╭──
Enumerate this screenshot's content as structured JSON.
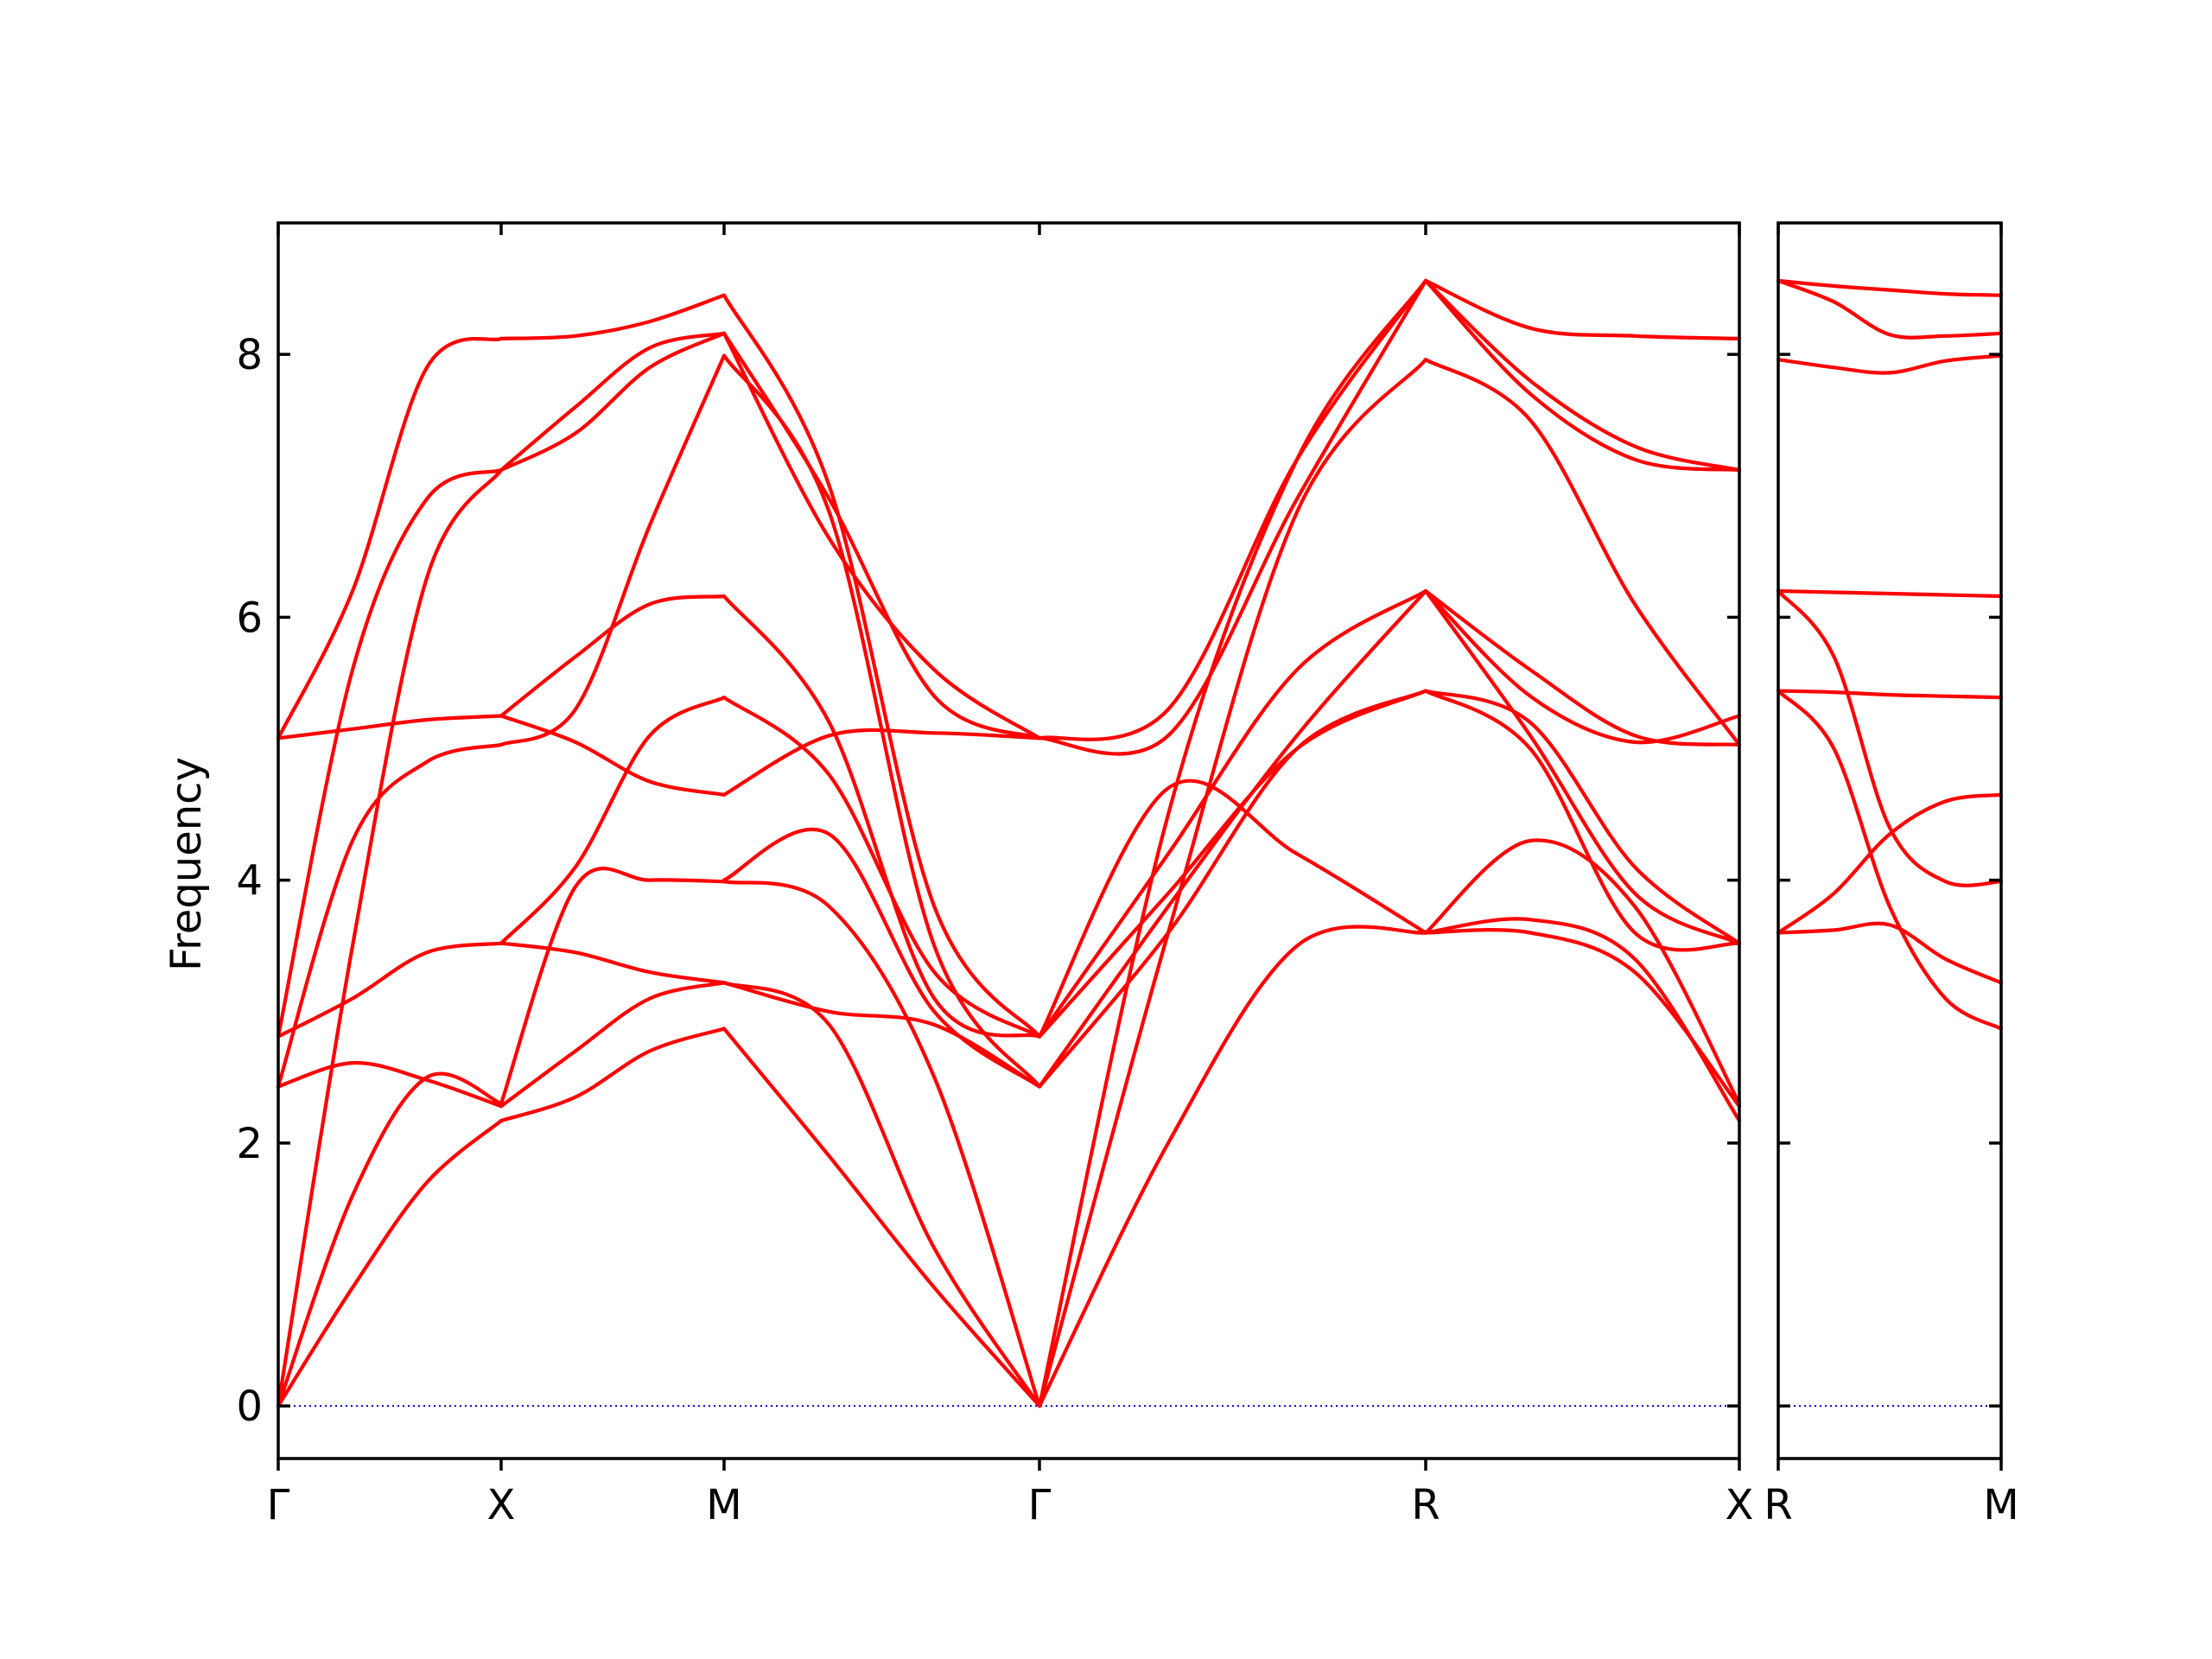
{
  "chart_data": {
    "type": "line",
    "ylabel": "Frequency",
    "ylim": [
      -0.4,
      9.0
    ],
    "yticks": [
      "0",
      "2",
      "4",
      "6",
      "8"
    ],
    "grid": false,
    "colors": {
      "bands": "#ff0000",
      "zero_line": "#0000cc",
      "axes": "#000000"
    },
    "panels": [
      {
        "name": "main",
        "path_labels": [
          "Γ",
          "X",
          "M",
          "Γ",
          "R",
          "X"
        ],
        "segments": [
          {
            "from": "Γ",
            "to": "X",
            "bands": [
              [
                0.0,
                0.9,
                1.7,
                2.17
              ],
              [
                0.0,
                1.6,
                2.5,
                2.3
              ],
              [
                0.0,
                3.5,
                6.3,
                7.12
              ],
              [
                2.43,
                2.61,
                2.48,
                2.28
              ],
              [
                2.43,
                4.3,
                4.9,
                5.03
              ],
              [
                2.81,
                3.1,
                3.45,
                3.52
              ],
              [
                2.81,
                5.6,
                6.9,
                7.12
              ],
              [
                5.08,
                5.15,
                5.22,
                5.25
              ],
              [
                5.08,
                6.2,
                7.9,
                8.12
              ]
            ]
          },
          {
            "from": "X",
            "to": "M",
            "bands": [
              [
                2.17,
                2.35,
                2.7,
                2.87
              ],
              [
                2.28,
                2.7,
                3.1,
                3.22
              ],
              [
                2.3,
                3.95,
                4.0,
                3.99
              ],
              [
                3.52,
                3.45,
                3.3,
                3.22
              ],
              [
                3.52,
                4.1,
                5.1,
                5.39
              ],
              [
                5.25,
                5.05,
                4.75,
                4.65
              ],
              [
                5.03,
                5.3,
                6.7,
                7.99
              ],
              [
                7.12,
                7.4,
                7.9,
                8.16
              ],
              [
                7.12,
                7.6,
                8.05,
                8.16
              ],
              [
                8.12,
                8.14,
                8.25,
                8.45
              ],
              [
                5.25,
                5.7,
                6.1,
                6.16
              ]
            ]
          },
          {
            "from": "M",
            "to": "Γ",
            "bands": [
              [
                2.87,
                1.9,
                0.9,
                0.0
              ],
              [
                3.22,
                2.9,
                1.2,
                0.0
              ],
              [
                3.99,
                3.8,
                2.5,
                0.0
              ],
              [
                3.22,
                3.0,
                2.9,
                2.43
              ],
              [
                4.0,
                4.35,
                3.0,
                2.43
              ],
              [
                5.39,
                4.8,
                3.3,
                2.81
              ],
              [
                6.16,
                5.2,
                3.1,
                2.81
              ],
              [
                4.65,
                5.1,
                5.12,
                5.08
              ],
              [
                7.99,
                6.8,
                3.5,
                2.43
              ],
              [
                8.16,
                6.6,
                5.6,
                5.08
              ],
              [
                8.16,
                6.9,
                5.4,
                5.08
              ],
              [
                8.45,
                7.0,
                3.8,
                2.81
              ]
            ]
          },
          {
            "from": "Γ",
            "to": "R",
            "bands": [
              [
                0.0,
                2.0,
                3.5,
                3.6
              ],
              [
                0.0,
                4.5,
                7.2,
                8.56
              ],
              [
                0.0,
                3.6,
                6.8,
                7.96
              ],
              [
                2.43,
                3.8,
                5.1,
                6.2
              ],
              [
                2.43,
                3.6,
                5.0,
                5.44
              ],
              [
                2.81,
                4.2,
                5.6,
                6.2
              ],
              [
                2.81,
                4.7,
                4.2,
                3.6
              ],
              [
                5.08,
                5.3,
                7.2,
                8.56
              ],
              [
                5.08,
                5.1,
                6.9,
                8.56
              ],
              [
                2.81,
                3.9,
                5.0,
                5.44
              ]
            ]
          },
          {
            "from": "R",
            "to": "X",
            "bands": [
              [
                3.6,
                3.7,
                3.4,
                2.17
              ],
              [
                3.6,
                3.6,
                3.3,
                2.28
              ],
              [
                3.6,
                4.3,
                3.8,
                2.3
              ],
              [
                5.44,
                5.0,
                3.6,
                3.52
              ],
              [
                5.44,
                5.2,
                4.1,
                3.52
              ],
              [
                6.2,
                5.6,
                5.1,
                5.03
              ],
              [
                6.2,
                5.4,
                5.05,
                5.25
              ],
              [
                7.96,
                7.5,
                6.1,
                5.03
              ],
              [
                8.56,
                7.8,
                7.3,
                7.12
              ],
              [
                8.56,
                7.7,
                7.2,
                7.12
              ],
              [
                8.56,
                8.2,
                8.14,
                8.12
              ],
              [
                6.2,
                5.1,
                3.9,
                3.52
              ]
            ]
          }
        ]
      },
      {
        "name": "side",
        "path_labels": [
          "R",
          "M"
        ],
        "segments": [
          {
            "from": "R",
            "to": "M",
            "bands": [
              [
                3.6,
                3.62,
                3.66,
                3.4,
                3.22
              ],
              [
                3.6,
                3.9,
                4.35,
                4.6,
                4.65
              ],
              [
                5.44,
                5.0,
                3.8,
                3.1,
                2.87
              ],
              [
                5.44,
                5.43,
                5.41,
                5.4,
                5.39
              ],
              [
                6.2,
                5.7,
                4.4,
                3.99,
                3.99
              ],
              [
                6.2,
                6.19,
                6.18,
                6.17,
                6.16
              ],
              [
                7.96,
                7.9,
                7.86,
                7.95,
                7.99
              ],
              [
                8.56,
                8.4,
                8.15,
                8.14,
                8.16
              ],
              [
                8.56,
                8.52,
                8.49,
                8.46,
                8.45
              ]
            ]
          }
        ]
      }
    ]
  }
}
╰──
■ **Task to complete**
Working from the material above, transcribe it exactly while omitting pictures.

■ **Expected output**
Enumerate this screenshot's content as structured JSON.
{
  "chart_data": {
    "type": "line",
    "ylabel": "Frequency",
    "ylim": [
      -0.4,
      9.0
    ],
    "yticks": [
      "0",
      "2",
      "4",
      "6",
      "8"
    ],
    "grid": false,
    "colors": {
      "bands": "#ff0000",
      "zero_line": "#0000cc",
      "axes": "#000000"
    },
    "panels": [
      {
        "name": "main",
        "path_labels": [
          "Γ",
          "X",
          "M",
          "Γ",
          "R",
          "X"
        ],
        "segments": [
          {
            "from": "Γ",
            "to": "X",
            "bands": [
              [
                0.0,
                0.9,
                1.7,
                2.17
              ],
              [
                0.0,
                1.6,
                2.5,
                2.3
              ],
              [
                0.0,
                3.5,
                6.3,
                7.12
              ],
              [
                2.43,
                2.61,
                2.48,
                2.28
              ],
              [
                2.43,
                4.3,
                4.9,
                5.03
              ],
              [
                2.81,
                3.1,
                3.45,
                3.52
              ],
              [
                2.81,
                5.6,
                6.9,
                7.12
              ],
              [
                5.08,
                5.15,
                5.22,
                5.25
              ],
              [
                5.08,
                6.2,
                7.9,
                8.12
              ]
            ]
          },
          {
            "from": "X",
            "to": "M",
            "bands": [
              [
                2.17,
                2.35,
                2.7,
                2.87
              ],
              [
                2.28,
                2.7,
                3.1,
                3.22
              ],
              [
                2.3,
                3.95,
                4.0,
                3.99
              ],
              [
                3.52,
                3.45,
                3.3,
                3.22
              ],
              [
                3.52,
                4.1,
                5.1,
                5.39
              ],
              [
                5.25,
                5.05,
                4.75,
                4.65
              ],
              [
                5.03,
                5.3,
                6.7,
                7.99
              ],
              [
                7.12,
                7.4,
                7.9,
                8.16
              ],
              [
                7.12,
                7.6,
                8.05,
                8.16
              ],
              [
                8.12,
                8.14,
                8.25,
                8.45
              ],
              [
                5.25,
                5.7,
                6.1,
                6.16
              ]
            ]
          },
          {
            "from": "M",
            "to": "Γ",
            "bands": [
              [
                2.87,
                1.9,
                0.9,
                0.0
              ],
              [
                3.22,
                2.9,
                1.2,
                0.0
              ],
              [
                3.99,
                3.8,
                2.5,
                0.0
              ],
              [
                3.22,
                3.0,
                2.9,
                2.43
              ],
              [
                4.0,
                4.35,
                3.0,
                2.43
              ],
              [
                5.39,
                4.8,
                3.3,
                2.81
              ],
              [
                6.16,
                5.2,
                3.1,
                2.81
              ],
              [
                4.65,
                5.1,
                5.12,
                5.08
              ],
              [
                7.99,
                6.8,
                3.5,
                2.43
              ],
              [
                8.16,
                6.6,
                5.6,
                5.08
              ],
              [
                8.16,
                6.9,
                5.4,
                5.08
              ],
              [
                8.45,
                7.0,
                3.8,
                2.81
              ]
            ]
          },
          {
            "from": "Γ",
            "to": "R",
            "bands": [
              [
                0.0,
                2.0,
                3.5,
                3.6
              ],
              [
                0.0,
                4.5,
                7.2,
                8.56
              ],
              [
                0.0,
                3.6,
                6.8,
                7.96
              ],
              [
                2.43,
                3.8,
                5.1,
                6.2
              ],
              [
                2.43,
                3.6,
                5.0,
                5.44
              ],
              [
                2.81,
                4.2,
                5.6,
                6.2
              ],
              [
                2.81,
                4.7,
                4.2,
                3.6
              ],
              [
                5.08,
                5.3,
                7.2,
                8.56
              ],
              [
                5.08,
                5.1,
                6.9,
                8.56
              ],
              [
                2.81,
                3.9,
                5.0,
                5.44
              ]
            ]
          },
          {
            "from": "R",
            "to": "X",
            "bands": [
              [
                3.6,
                3.7,
                3.4,
                2.17
              ],
              [
                3.6,
                3.6,
                3.3,
                2.28
              ],
              [
                3.6,
                4.3,
                3.8,
                2.3
              ],
              [
                5.44,
                5.0,
                3.6,
                3.52
              ],
              [
                5.44,
                5.2,
                4.1,
                3.52
              ],
              [
                6.2,
                5.6,
                5.1,
                5.03
              ],
              [
                6.2,
                5.4,
                5.05,
                5.25
              ],
              [
                7.96,
                7.5,
                6.1,
                5.03
              ],
              [
                8.56,
                7.8,
                7.3,
                7.12
              ],
              [
                8.56,
                7.7,
                7.2,
                7.12
              ],
              [
                8.56,
                8.2,
                8.14,
                8.12
              ],
              [
                6.2,
                5.1,
                3.9,
                3.52
              ]
            ]
          }
        ]
      },
      {
        "name": "side",
        "path_labels": [
          "R",
          "M"
        ],
        "segments": [
          {
            "from": "R",
            "to": "M",
            "bands": [
              [
                3.6,
                3.62,
                3.66,
                3.4,
                3.22
              ],
              [
                3.6,
                3.9,
                4.35,
                4.6,
                4.65
              ],
              [
                5.44,
                5.0,
                3.8,
                3.1,
                2.87
              ],
              [
                5.44,
                5.43,
                5.41,
                5.4,
                5.39
              ],
              [
                6.2,
                5.7,
                4.4,
                3.99,
                3.99
              ],
              [
                6.2,
                6.19,
                6.18,
                6.17,
                6.16
              ],
              [
                7.96,
                7.9,
                7.86,
                7.95,
                7.99
              ],
              [
                8.56,
                8.4,
                8.15,
                8.14,
                8.16
              ],
              [
                8.56,
                8.52,
                8.49,
                8.46,
                8.45
              ]
            ]
          }
        ]
      }
    ]
  }
}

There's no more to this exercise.